- _TASK DESCRIPTION_
Say how many lines hold the string "drink", and nothing more.

- _RECORDS FOR THIS TASK_

BEGIN

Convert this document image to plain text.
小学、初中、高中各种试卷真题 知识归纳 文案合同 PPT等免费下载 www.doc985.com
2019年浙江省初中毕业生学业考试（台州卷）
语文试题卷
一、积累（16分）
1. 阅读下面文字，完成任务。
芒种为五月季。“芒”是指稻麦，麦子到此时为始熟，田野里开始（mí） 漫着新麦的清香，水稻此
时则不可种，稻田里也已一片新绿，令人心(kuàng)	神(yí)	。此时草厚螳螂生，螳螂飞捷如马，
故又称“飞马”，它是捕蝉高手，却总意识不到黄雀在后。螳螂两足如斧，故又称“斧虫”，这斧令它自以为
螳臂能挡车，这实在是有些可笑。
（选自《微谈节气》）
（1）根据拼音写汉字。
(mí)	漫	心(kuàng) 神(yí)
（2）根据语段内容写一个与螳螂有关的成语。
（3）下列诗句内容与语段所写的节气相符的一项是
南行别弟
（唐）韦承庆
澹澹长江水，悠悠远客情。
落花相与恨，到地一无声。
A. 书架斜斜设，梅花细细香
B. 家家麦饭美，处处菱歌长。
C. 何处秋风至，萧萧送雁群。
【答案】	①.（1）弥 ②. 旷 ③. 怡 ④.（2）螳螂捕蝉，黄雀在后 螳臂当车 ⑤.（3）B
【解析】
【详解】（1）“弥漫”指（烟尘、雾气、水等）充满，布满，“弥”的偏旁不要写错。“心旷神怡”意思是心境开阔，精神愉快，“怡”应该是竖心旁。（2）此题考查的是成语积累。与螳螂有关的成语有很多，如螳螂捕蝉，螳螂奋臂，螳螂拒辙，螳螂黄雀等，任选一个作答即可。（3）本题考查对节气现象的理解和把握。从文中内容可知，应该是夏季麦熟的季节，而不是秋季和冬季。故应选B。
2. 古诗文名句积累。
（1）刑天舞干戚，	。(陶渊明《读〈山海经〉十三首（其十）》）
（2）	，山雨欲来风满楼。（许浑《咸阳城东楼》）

END
BEGIN

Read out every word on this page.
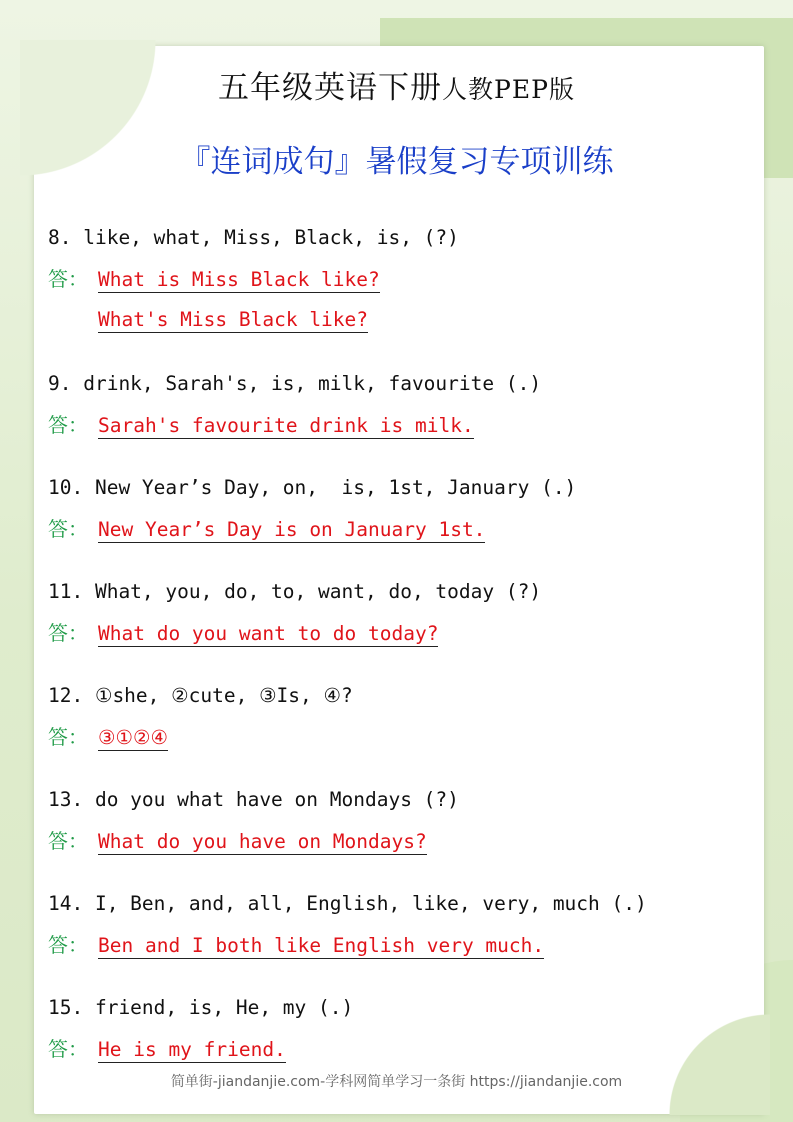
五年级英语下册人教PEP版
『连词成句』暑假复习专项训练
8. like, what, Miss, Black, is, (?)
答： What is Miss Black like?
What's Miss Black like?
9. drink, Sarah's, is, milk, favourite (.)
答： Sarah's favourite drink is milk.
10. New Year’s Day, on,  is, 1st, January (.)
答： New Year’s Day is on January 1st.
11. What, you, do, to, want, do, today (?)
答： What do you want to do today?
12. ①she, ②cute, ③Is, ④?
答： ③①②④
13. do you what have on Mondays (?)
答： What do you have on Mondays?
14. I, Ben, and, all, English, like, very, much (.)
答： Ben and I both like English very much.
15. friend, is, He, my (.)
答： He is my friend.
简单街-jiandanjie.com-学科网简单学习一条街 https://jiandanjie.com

END

- _SOLUTION TO THIS EXERCISE_
2